ENTRIES SUPPLIED:
______

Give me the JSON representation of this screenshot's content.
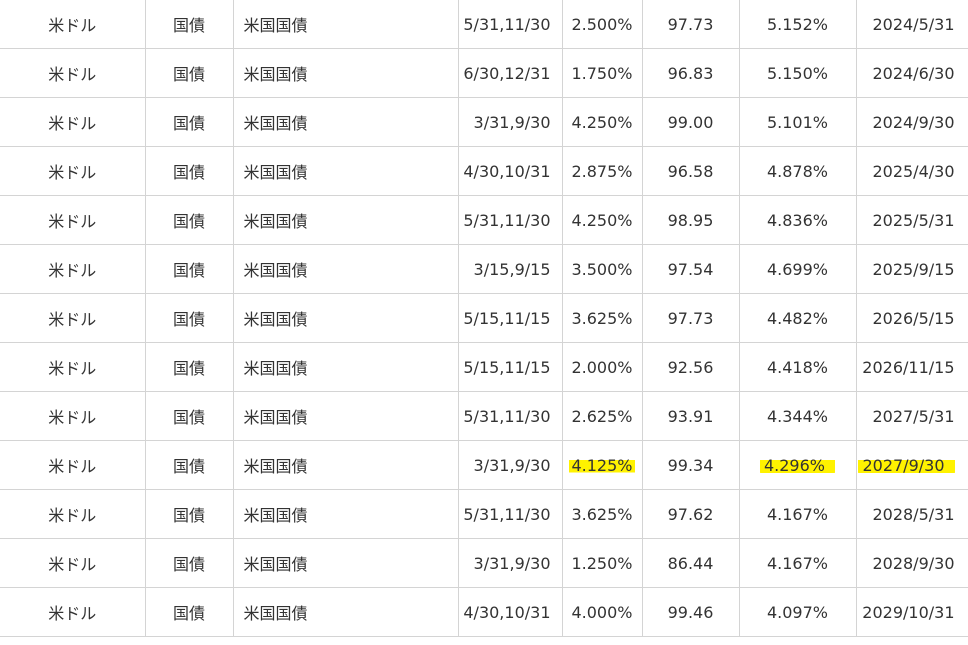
{
  "rows": [
    {
      "currency": "米ドル",
      "type": "国債",
      "name": "米国国債",
      "payment_dates": "5/31,11/30",
      "coupon": "2.500%",
      "price": "97.73",
      "yield": "5.152%",
      "maturity": "2024/5/31"
    },
    {
      "currency": "米ドル",
      "type": "国債",
      "name": "米国国債",
      "payment_dates": "6/30,12/31",
      "coupon": "1.750%",
      "price": "96.83",
      "yield": "5.150%",
      "maturity": "2024/6/30"
    },
    {
      "currency": "米ドル",
      "type": "国債",
      "name": "米国国債",
      "payment_dates": "3/31,9/30",
      "coupon": "4.250%",
      "price": "99.00",
      "yield": "5.101%",
      "maturity": "2024/9/30"
    },
    {
      "currency": "米ドル",
      "type": "国債",
      "name": "米国国債",
      "payment_dates": "4/30,10/31",
      "coupon": "2.875%",
      "price": "96.58",
      "yield": "4.878%",
      "maturity": "2025/4/30"
    },
    {
      "currency": "米ドル",
      "type": "国債",
      "name": "米国国債",
      "payment_dates": "5/31,11/30",
      "coupon": "4.250%",
      "price": "98.95",
      "yield": "4.836%",
      "maturity": "2025/5/31"
    },
    {
      "currency": "米ドル",
      "type": "国債",
      "name": "米国国債",
      "payment_dates": "3/15,9/15",
      "coupon": "3.500%",
      "price": "97.54",
      "yield": "4.699%",
      "maturity": "2025/9/15"
    },
    {
      "currency": "米ドル",
      "type": "国債",
      "name": "米国国債",
      "payment_dates": "5/15,11/15",
      "coupon": "3.625%",
      "price": "97.73",
      "yield": "4.482%",
      "maturity": "2026/5/15"
    },
    {
      "currency": "米ドル",
      "type": "国債",
      "name": "米国国債",
      "payment_dates": "5/15,11/15",
      "coupon": "2.000%",
      "price": "92.56",
      "yield": "4.418%",
      "maturity": "2026/11/15"
    },
    {
      "currency": "米ドル",
      "type": "国債",
      "name": "米国国債",
      "payment_dates": "5/31,11/30",
      "coupon": "2.625%",
      "price": "93.91",
      "yield": "4.344%",
      "maturity": "2027/5/31"
    },
    {
      "currency": "米ドル",
      "type": "国債",
      "name": "米国国債",
      "payment_dates": "3/31,9/30",
      "coupon": "4.125%",
      "price": "99.34",
      "yield": "4.296%",
      "maturity": "2027/9/30",
      "highlighted": true
    },
    {
      "currency": "米ドル",
      "type": "国債",
      "name": "米国国債",
      "payment_dates": "5/31,11/30",
      "coupon": "3.625%",
      "price": "97.62",
      "yield": "4.167%",
      "maturity": "2028/5/31"
    },
    {
      "currency": "米ドル",
      "type": "国債",
      "name": "米国国債",
      "payment_dates": "3/31,9/30",
      "coupon": "1.250%",
      "price": "86.44",
      "yield": "4.167%",
      "maturity": "2028/9/30"
    },
    {
      "currency": "米ドル",
      "type": "国債",
      "name": "米国国債",
      "payment_dates": "4/30,10/31",
      "coupon": "4.000%",
      "price": "99.46",
      "yield": "4.097%",
      "maturity": "2029/10/31"
    }
  ],
  "highlight_color": "#fff200"
}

______

AIM OF THE EXERCISE: Retype all entries exactly as they appear, dropping the images.

ANSWER TO THE EXERCISE:
Give me the JSON representation of this screenshot's content.
{
  "rows": [
    {
      "currency": "米ドル",
      "type": "国債",
      "name": "米国国債",
      "payment_dates": "5/31,11/30",
      "coupon": "2.500%",
      "price": "97.73",
      "yield": "5.152%",
      "maturity": "2024/5/31"
    },
    {
      "currency": "米ドル",
      "type": "国債",
      "name": "米国国債",
      "payment_dates": "6/30,12/31",
      "coupon": "1.750%",
      "price": "96.83",
      "yield": "5.150%",
      "maturity": "2024/6/30"
    },
    {
      "currency": "米ドル",
      "type": "国債",
      "name": "米国国債",
      "payment_dates": "3/31,9/30",
      "coupon": "4.250%",
      "price": "99.00",
      "yield": "5.101%",
      "maturity": "2024/9/30"
    },
    {
      "currency": "米ドル",
      "type": "国債",
      "name": "米国国債",
      "payment_dates": "4/30,10/31",
      "coupon": "2.875%",
      "price": "96.58",
      "yield": "4.878%",
      "maturity": "2025/4/30"
    },
    {
      "currency": "米ドル",
      "type": "国債",
      "name": "米国国債",
      "payment_dates": "5/31,11/30",
      "coupon": "4.250%",
      "price": "98.95",
      "yield": "4.836%",
      "maturity": "2025/5/31"
    },
    {
      "currency": "米ドル",
      "type": "国債",
      "name": "米国国債",
      "payment_dates": "3/15,9/15",
      "coupon": "3.500%",
      "price": "97.54",
      "yield": "4.699%",
      "maturity": "2025/9/15"
    },
    {
      "currency": "米ドル",
      "type": "国債",
      "name": "米国国債",
      "payment_dates": "5/15,11/15",
      "coupon": "3.625%",
      "price": "97.73",
      "yield": "4.482%",
      "maturity": "2026/5/15"
    },
    {
      "currency": "米ドル",
      "type": "国債",
      "name": "米国国債",
      "payment_dates": "5/15,11/15",
      "coupon": "2.000%",
      "price": "92.56",
      "yield": "4.418%",
      "maturity": "2026/11/15"
    },
    {
      "currency": "米ドル",
      "type": "国債",
      "name": "米国国債",
      "payment_dates": "5/31,11/30",
      "coupon": "2.625%",
      "price": "93.91",
      "yield": "4.344%",
      "maturity": "2027/5/31"
    },
    {
      "currency": "米ドル",
      "type": "国債",
      "name": "米国国債",
      "payment_dates": "3/31,9/30",
      "coupon": "4.125%",
      "price": "99.34",
      "yield": "4.296%",
      "maturity": "2027/9/30",
      "highlighted": true
    },
    {
      "currency": "米ドル",
      "type": "国債",
      "name": "米国国債",
      "payment_dates": "5/31,11/30",
      "coupon": "3.625%",
      "price": "97.62",
      "yield": "4.167%",
      "maturity": "2028/5/31"
    },
    {
      "currency": "米ドル",
      "type": "国債",
      "name": "米国国債",
      "payment_dates": "3/31,9/30",
      "coupon": "1.250%",
      "price": "86.44",
      "yield": "4.167%",
      "maturity": "2028/9/30"
    },
    {
      "currency": "米ドル",
      "type": "国債",
      "name": "米国国債",
      "payment_dates": "4/30,10/31",
      "coupon": "4.000%",
      "price": "99.46",
      "yield": "4.097%",
      "maturity": "2029/10/31"
    }
  ],
  "highlight_color": "#fff200"
}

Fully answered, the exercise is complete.